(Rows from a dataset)
## BEGIN
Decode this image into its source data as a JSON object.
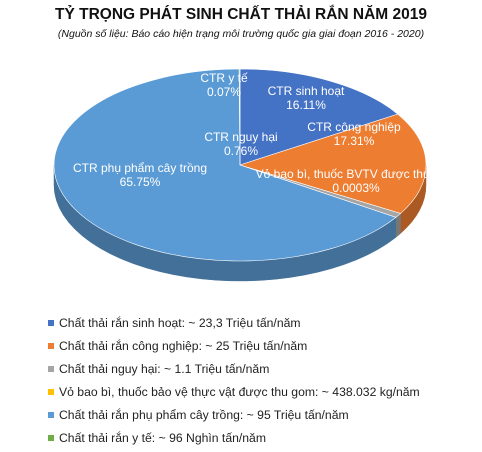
{
  "chart_data": {
    "type": "pie",
    "title": "TỶ TRỌNG PHÁT SINH CHẤT THẢI RẮN NĂM 2019",
    "subtitle": "(Nguồn số liệu: Báo cáo hiện trạng môi trường quốc gia giai đoạn 2016 - 2020)",
    "legend_position": "bottom",
    "slices": [
      {
        "label": "CTR sinh hoạt",
        "value": 16.11,
        "value_label": "16.11%",
        "color": "#4472C4"
      },
      {
        "label": "CTR công nghiệp",
        "value": 17.31,
        "value_label": "17.31%",
        "color": "#ED7D31"
      },
      {
        "label": "CTR nguy hại",
        "value": 0.76,
        "value_label": "0.76%",
        "color": "#A5A5A5"
      },
      {
        "label": "Vỏ bao bì, thuốc BVTV được thu gom",
        "value": 0.0003,
        "value_label": "0.0003%",
        "color": "#FFC000"
      },
      {
        "label": "CTR phụ phẩm cây trồng",
        "value": 65.75,
        "value_label": "65.75%",
        "color": "#5B9BD5"
      },
      {
        "label": "CTR y tế",
        "value": 0.07,
        "value_label": "0.07%",
        "color": "#70AD47"
      }
    ],
    "legend": [
      "Chất thải rắn sinh hoạt: ~ 23,3 Triệu tấn/năm",
      "Chất thải rắn công nghiệp: ~ 25 Triệu tấn/năm",
      "Chất thải nguy hại: ~ 1.1 Triệu tấn/năm",
      "Vỏ bao bì, thuốc bảo vệ thực vật được thu gom: ~ 438.032 kg/năm",
      "Chất thải rắn phụ phẩm cây trồng: ~ 95 Triệu tấn/năm",
      "Chất thải rắn y tế: ~ 96 Nghìn tấn/năm"
    ]
  }
}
## END
Replicate the material above verbatim; images stay out of the copy.

Decode this image into its source data as a JSON object.
{
  "chart_data": {
    "type": "pie",
    "title": "TỶ TRỌNG PHÁT SINH CHẤT THẢI RẮN NĂM 2019",
    "subtitle": "(Nguồn số liệu: Báo cáo hiện trạng môi trường quốc gia giai đoạn 2016 - 2020)",
    "legend_position": "bottom",
    "slices": [
      {
        "label": "CTR sinh hoạt",
        "value": 16.11,
        "value_label": "16.11%",
        "color": "#4472C4"
      },
      {
        "label": "CTR công nghiệp",
        "value": 17.31,
        "value_label": "17.31%",
        "color": "#ED7D31"
      },
      {
        "label": "CTR nguy hại",
        "value": 0.76,
        "value_label": "0.76%",
        "color": "#A5A5A5"
      },
      {
        "label": "Vỏ bao bì, thuốc BVTV được thu gom",
        "value": 0.0003,
        "value_label": "0.0003%",
        "color": "#FFC000"
      },
      {
        "label": "CTR phụ phẩm cây trồng",
        "value": 65.75,
        "value_label": "65.75%",
        "color": "#5B9BD5"
      },
      {
        "label": "CTR y tế",
        "value": 0.07,
        "value_label": "0.07%",
        "color": "#70AD47"
      }
    ],
    "legend": [
      "Chất thải rắn sinh hoạt: ~ 23,3 Triệu tấn/năm",
      "Chất thải rắn công nghiệp: ~ 25 Triệu tấn/năm",
      "Chất thải nguy hại: ~ 1.1 Triệu tấn/năm",
      "Vỏ bao bì, thuốc bảo vệ thực vật được thu gom: ~ 438.032 kg/năm",
      "Chất thải rắn phụ phẩm cây trồng: ~ 95 Triệu tấn/năm",
      "Chất thải rắn y tế: ~ 96 Nghìn tấn/năm"
    ]
  }
}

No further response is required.